* Listed records

····················

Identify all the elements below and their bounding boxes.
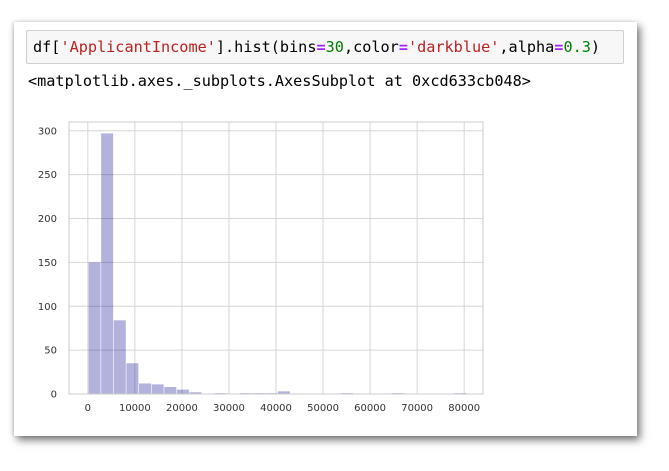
x-tick-label: 30000 <box>213 403 245 414</box>
x-tick-label: 60000 <box>354 403 386 414</box>
histogram-bar <box>164 386 177 394</box>
x-tick-label: 20000 <box>166 403 198 414</box>
histogram-bar <box>189 392 202 394</box>
code-token-string: 'ApplicantIncome' <box>60 38 216 56</box>
histogram-bar <box>126 363 139 394</box>
code-token-operator: = <box>398 38 408 56</box>
y-tick-label: 50 <box>44 346 57 357</box>
code-token: ,alpha <box>499 38 555 56</box>
x-tick-label: 50000 <box>307 403 339 414</box>
code-token-operator: = <box>554 38 564 56</box>
x-tick-label: 40000 <box>260 403 292 414</box>
histogram-bar <box>277 391 290 394</box>
histogram-chart: 0 10000 20000 30000 40000 50000 60000 70000 8000… <box>38 121 484 414</box>
histogram-bar <box>139 383 152 394</box>
plot-frame <box>68 121 484 395</box>
histogram-bar <box>113 320 126 394</box>
code-input[interactable]: df['ApplicantIncome'].hist(bins=30,color… <box>26 30 624 64</box>
x-tick-label: 0 <box>85 403 91 414</box>
output-repr-text: <matplotlib.axes._subplots.AxesSubplot a… <box>28 72 531 90</box>
y-tick-label: 0 <box>51 390 57 401</box>
histogram-bar <box>101 133 114 395</box>
histogram-bar <box>176 389 189 394</box>
code-token-string: 'darkblue' <box>407 38 500 56</box>
code-token-number: 0.3 <box>563 38 591 56</box>
y-tick-label: 150 <box>38 258 57 269</box>
code-token: df[ <box>33 38 61 56</box>
y-tick-label: 200 <box>38 214 57 225</box>
x-tick-label: 70000 <box>401 403 433 414</box>
code-token: ,color <box>343 38 399 56</box>
y-tick-label: 100 <box>38 302 57 313</box>
y-tick-label: 250 <box>38 170 57 181</box>
x-tick-label: 10000 <box>119 403 151 414</box>
y-tick-label: 300 <box>38 126 57 137</box>
x-tick-label: 80000 <box>448 403 480 414</box>
histogram-bar <box>151 384 164 394</box>
histogram-bar <box>88 262 101 394</box>
notebook-cell: df['ApplicantIncome'].hist(bins=30,color… <box>14 22 637 436</box>
code-token: ].hist(bins <box>215 38 317 56</box>
code-token-number: 30 <box>325 38 344 56</box>
code-token-operator: = <box>316 38 326 56</box>
code-token: ) <box>590 38 601 56</box>
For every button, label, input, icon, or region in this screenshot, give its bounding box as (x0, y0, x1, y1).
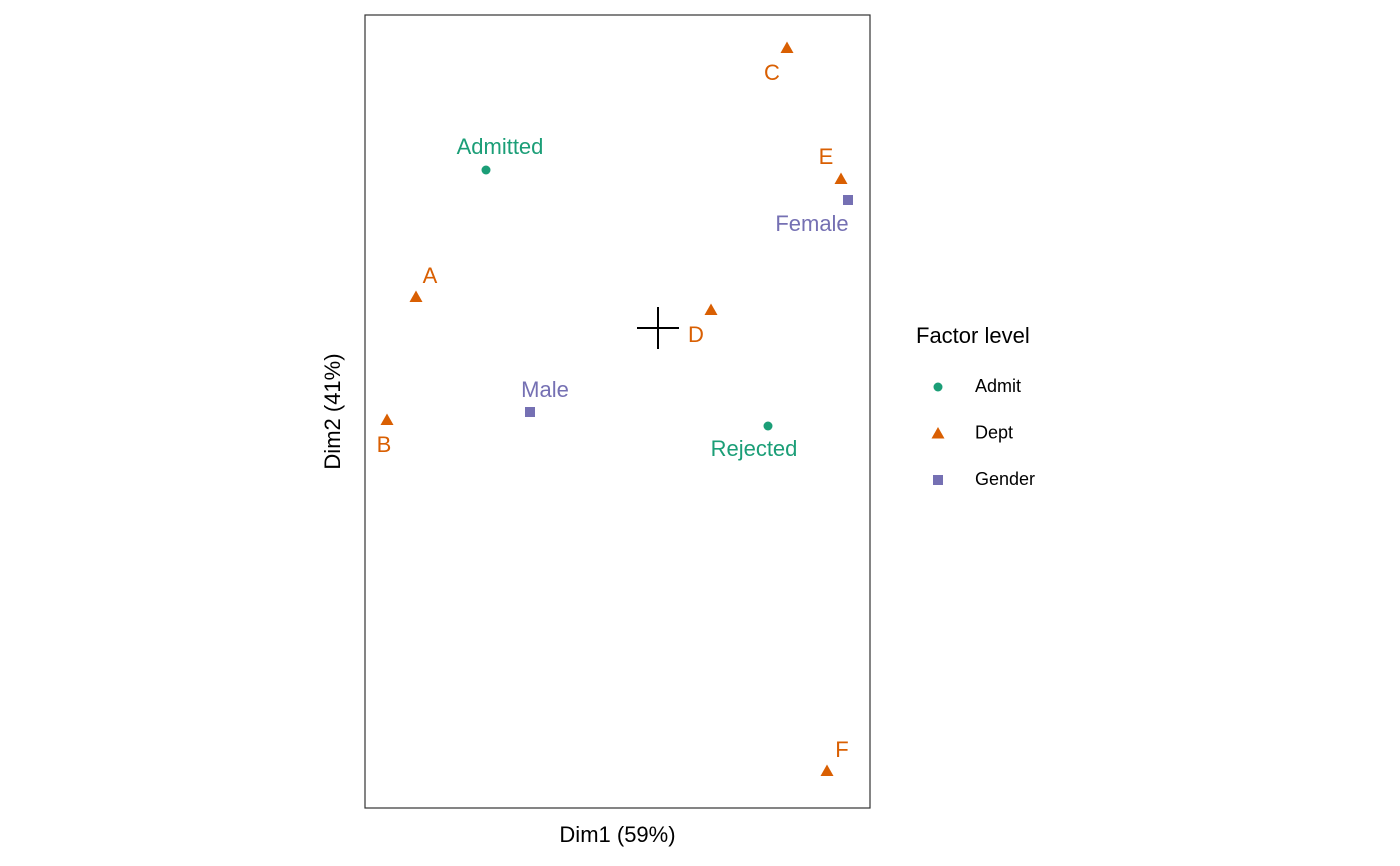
point-label: E (819, 144, 834, 169)
point (763, 421, 773, 431)
legend-item: Gender (975, 469, 1035, 489)
point-label: Rejected (711, 436, 798, 461)
point-label: Admitted (457, 134, 544, 159)
point (780, 41, 794, 53)
point (704, 303, 718, 315)
legend-marker (933, 382, 943, 392)
panel (364, 14, 871, 809)
legend-item: Admit (975, 376, 1021, 396)
legend-title: Factor level (916, 323, 1030, 348)
point (834, 172, 848, 184)
point (843, 195, 853, 205)
legend-marker (933, 475, 943, 485)
point-label: Female (775, 211, 848, 236)
point (409, 290, 423, 302)
point-label: D (688, 322, 704, 347)
x-axis-label: Dim1 (59%) (559, 822, 675, 847)
point-label: A (423, 263, 438, 288)
point (820, 764, 834, 776)
point-label: F (835, 737, 848, 762)
point (525, 407, 535, 417)
point-label: Male (521, 377, 569, 402)
y-axis-label: Dim2 (41%) (320, 353, 345, 469)
point (380, 413, 394, 425)
point-label: B (377, 432, 392, 457)
point (481, 165, 491, 175)
legend-marker (931, 427, 945, 439)
legend-item: Dept (975, 422, 1013, 442)
point-label: C (764, 60, 780, 85)
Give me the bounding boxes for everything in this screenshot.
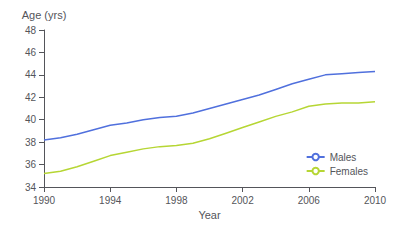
svg-text:34: 34 [25,182,37,193]
svg-text:Males: Males [330,152,357,163]
svg-text:36: 36 [25,159,37,170]
svg-text:46: 46 [25,47,37,58]
svg-text:1998: 1998 [165,195,188,206]
svg-text:48: 48 [25,25,37,36]
svg-text:1994: 1994 [99,195,122,206]
svg-text:Year: Year [198,209,221,221]
svg-text:Age (yrs): Age (yrs) [22,9,67,21]
svg-text:2010: 2010 [364,195,387,206]
svg-text:1990: 1990 [33,195,56,206]
svg-text:Females: Females [330,166,368,177]
svg-text:44: 44 [25,69,37,80]
svg-text:2006: 2006 [298,195,321,206]
svg-text:42: 42 [25,92,37,103]
svg-text:2002: 2002 [231,195,254,206]
svg-text:38: 38 [25,137,37,148]
svg-text:40: 40 [25,114,37,125]
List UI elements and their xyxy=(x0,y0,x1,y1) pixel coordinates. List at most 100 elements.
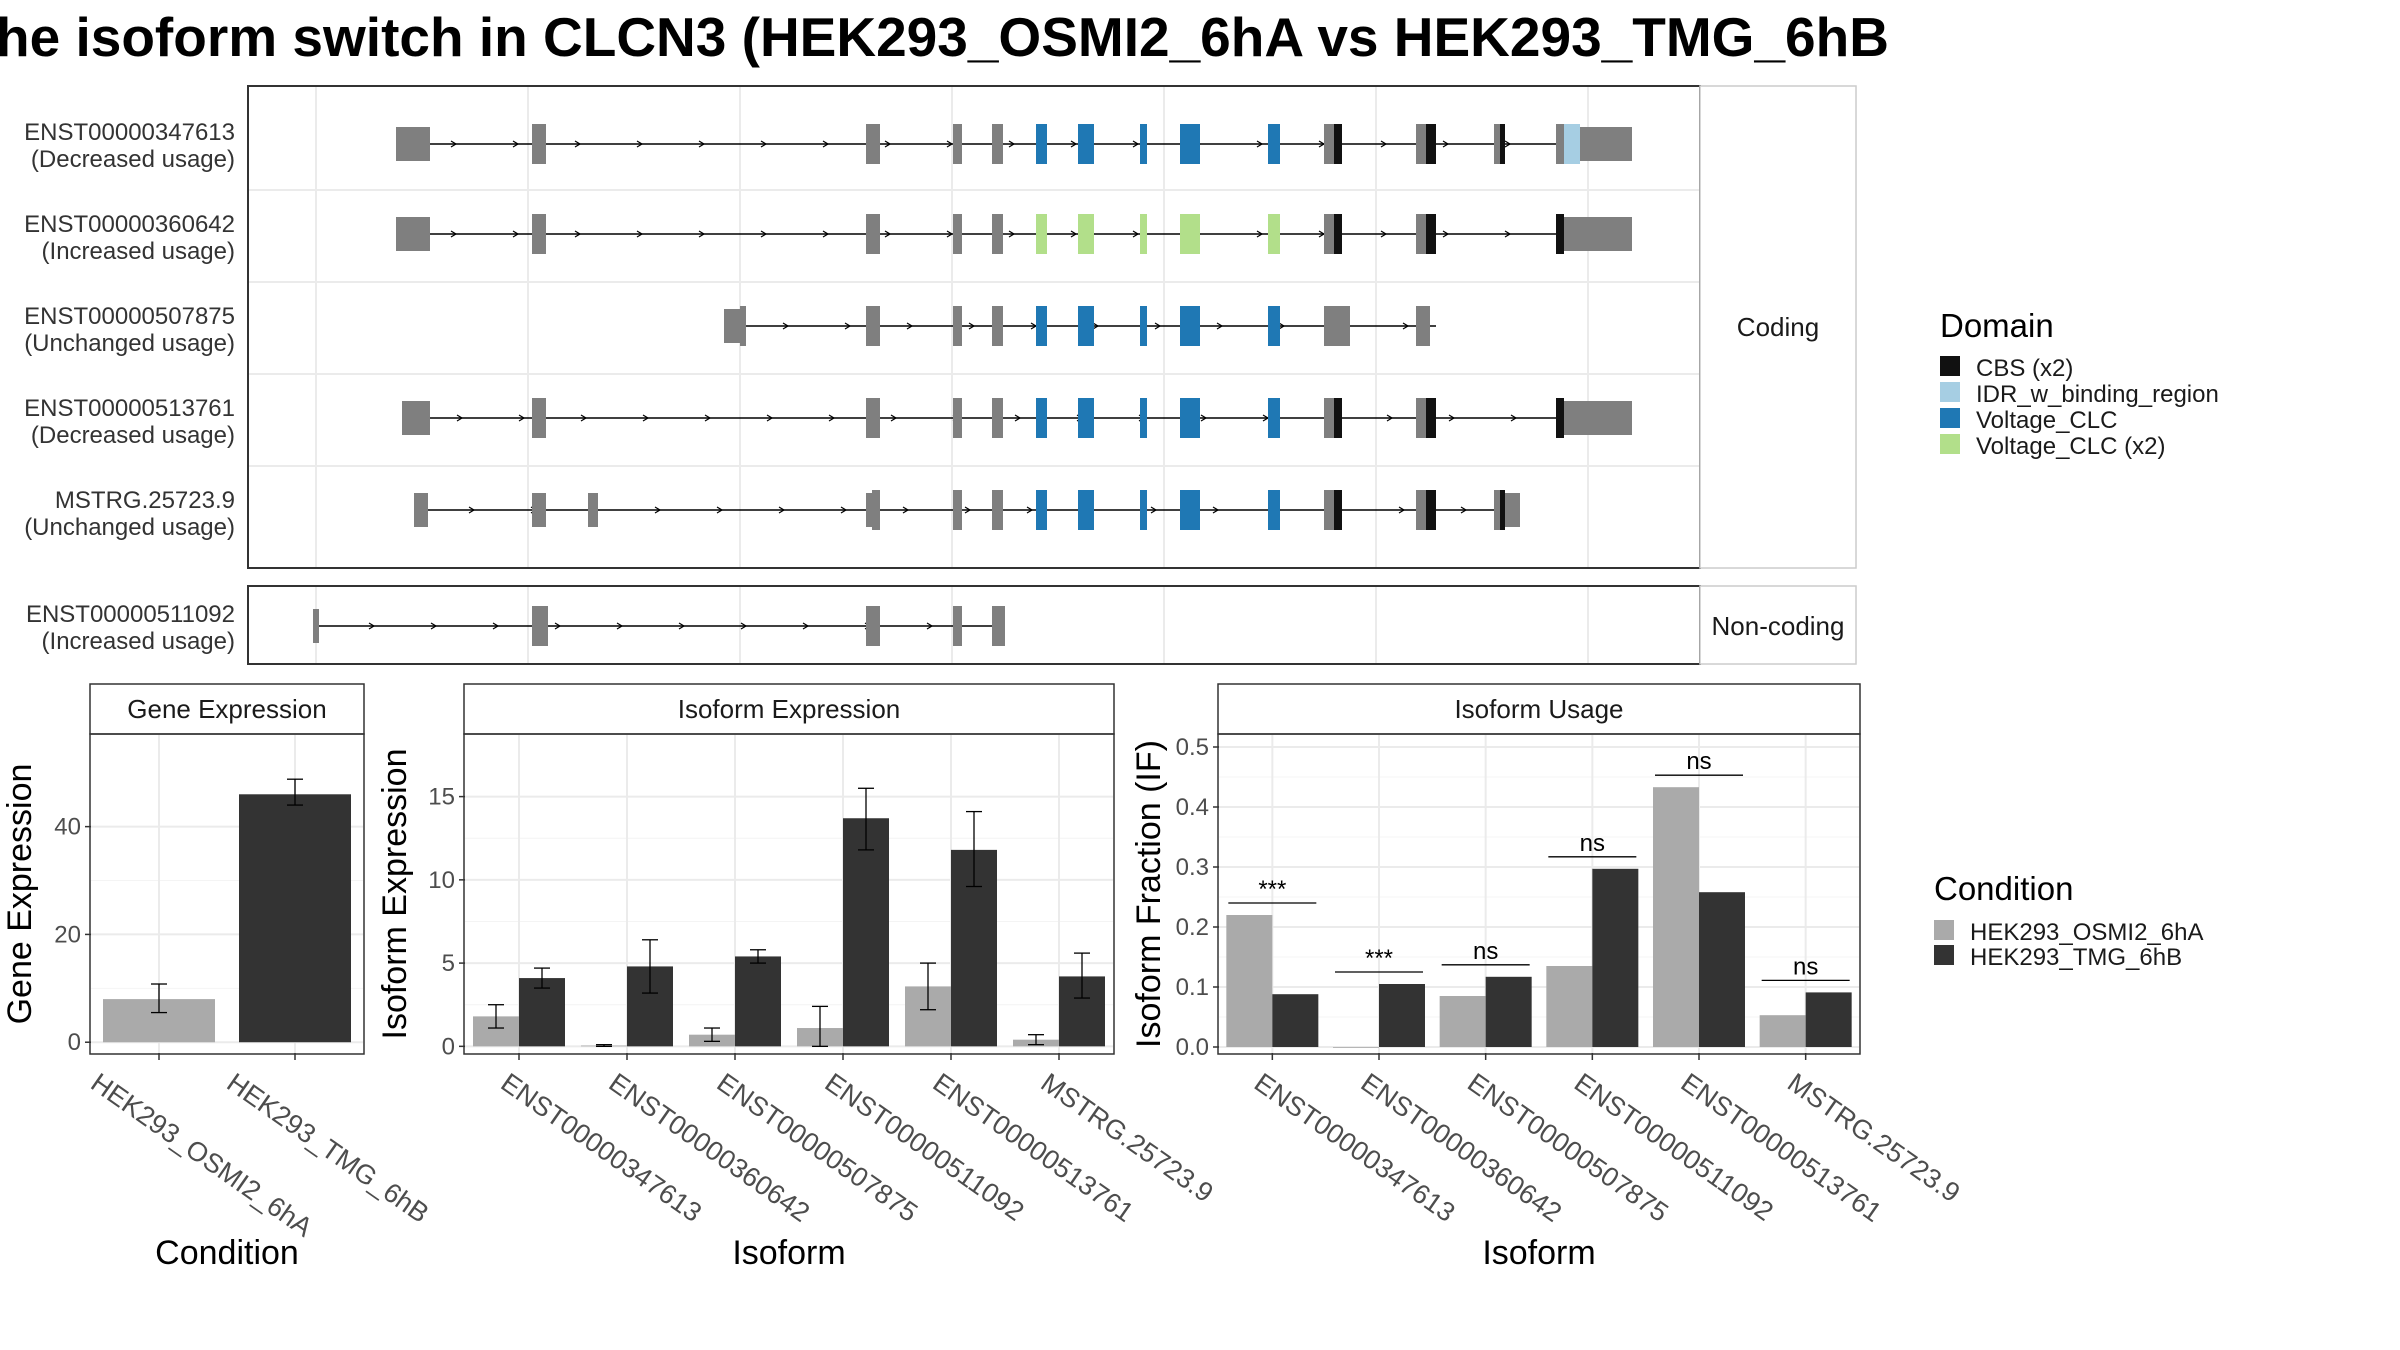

····················

Retype the listing above line for line, leaving out the pictures.

* Output for this exercise
Identify all the elements below and their bounding boxes.
x-tick-label: 30000 <box>213 403 245 414</box>
x-tick-label: 60000 <box>354 403 386 414</box>
histogram-bar <box>164 386 177 394</box>
x-tick-label: 20000 <box>166 403 198 414</box>
histogram-bar <box>189 392 202 394</box>
code-token-string: 'ApplicantIncome' <box>60 38 216 56</box>
histogram-bar <box>126 363 139 394</box>
code-token-operator: = <box>398 38 408 56</box>
y-tick-label: 50 <box>44 346 57 357</box>
code-token: ,alpha <box>499 38 555 56</box>
x-tick-label: 50000 <box>307 403 339 414</box>
code-token-operator: = <box>554 38 564 56</box>
x-tick-label: 40000 <box>260 403 292 414</box>
histogram-bar <box>277 391 290 394</box>
histogram-chart: 0 10000 20000 30000 40000 50000 60000 70000 8000… <box>38 121 484 414</box>
histogram-bar <box>139 383 152 394</box>
plot-frame <box>68 121 484 395</box>
histogram-bar <box>113 320 126 394</box>
code-input[interactable]: df['ApplicantIncome'].hist(bins=30,color… <box>26 30 624 64</box>
x-tick-label: 0 <box>85 403 91 414</box>
output-repr-text: <matplotlib.axes._subplots.AxesSubplot a… <box>28 72 531 90</box>
y-tick-label: 0 <box>51 390 57 401</box>
histogram-bar <box>101 133 114 395</box>
histogram-bar <box>176 389 189 394</box>
code-token-string: 'darkblue' <box>407 38 500 56</box>
code-token-number: 0.3 <box>563 38 591 56</box>
y-tick-label: 150 <box>38 258 57 269</box>
code-token: df[ <box>33 38 61 56</box>
y-tick-label: 200 <box>38 214 57 225</box>
x-tick-label: 70000 <box>401 403 433 414</box>
code-token: ,color <box>343 38 399 56</box>
y-tick-label: 100 <box>38 302 57 313</box>
y-tick-label: 250 <box>38 170 57 181</box>
x-tick-label: 10000 <box>119 403 151 414</box>
y-tick-label: 300 <box>38 126 57 137</box>
x-tick-label: 80000 <box>448 403 480 414</box>
histogram-bar <box>151 384 164 394</box>
histogram-bar <box>88 262 101 394</box>
notebook-cell: df['ApplicantIncome'].hist(bins=30,color… <box>14 22 637 436</box>
code-token: ].hist(bins <box>215 38 317 56</box>
code-token-number: 30 <box>325 38 344 56</box>
code-token-operator: = <box>316 38 326 56</box>
code-token: ) <box>590 38 601 56</box>
For every button, label, input, icon, or region in this screenshot, give its bounding box as (x0, y0, x1, y1).
point-label: E (819, 144, 834, 169)
point (763, 421, 773, 431)
legend-item: Gender (975, 469, 1035, 489)
point-label: Rejected (711, 436, 798, 461)
point-label: Admitted (457, 134, 544, 159)
point (780, 41, 794, 53)
point (704, 303, 718, 315)
legend-marker (933, 382, 943, 392)
panel (364, 14, 871, 809)
legend-item: Admit (975, 376, 1021, 396)
legend-title: Factor level (916, 323, 1030, 348)
point (834, 172, 848, 184)
point (843, 195, 853, 205)
legend-marker (933, 475, 943, 485)
point-label: Female (775, 211, 848, 236)
point (409, 290, 423, 302)
point-label: D (688, 322, 704, 347)
x-axis-label: Dim1 (59%) (559, 822, 675, 847)
point-label: A (423, 263, 438, 288)
point (820, 764, 834, 776)
point-label: F (835, 737, 848, 762)
point (525, 407, 535, 417)
point-label: Male (521, 377, 569, 402)
y-axis-label: Dim2 (41%) (320, 353, 345, 469)
point (380, 413, 394, 425)
point-label: B (377, 432, 392, 457)
point (481, 165, 491, 175)
legend-marker (931, 427, 945, 439)
legend-item: Dept (975, 422, 1013, 442)
point-label: C (764, 60, 780, 85)
Give me the bounding boxes for everything in this screenshot.
svg-text:34: 34 [25,182,37,193]
svg-text:Males: Males [330,152,357,163]
svg-text:36: 36 [25,159,37,170]
svg-text:46: 46 [25,47,37,58]
svg-text:1998: 1998 [165,195,188,206]
svg-text:48: 48 [25,25,37,36]
svg-text:1994: 1994 [99,195,122,206]
svg-text:Year: Year [198,209,221,221]
svg-text:Age (yrs): Age (yrs) [22,9,67,21]
svg-text:2010: 2010 [364,195,387,206]
svg-text:1990: 1990 [33,195,56,206]
svg-text:Females: Females [330,166,368,177]
svg-text:44: 44 [25,69,37,80]
svg-text:2006: 2006 [298,195,321,206]
svg-text:42: 42 [25,92,37,103]
svg-text:2002: 2002 [231,195,254,206]
svg-text:38: 38 [25,137,37,148]
svg-text:40: 40 [25,114,37,125]
List UI elements and their xyxy=(x0,y0,x1,y1) pixel coordinates. List at most 100 elements.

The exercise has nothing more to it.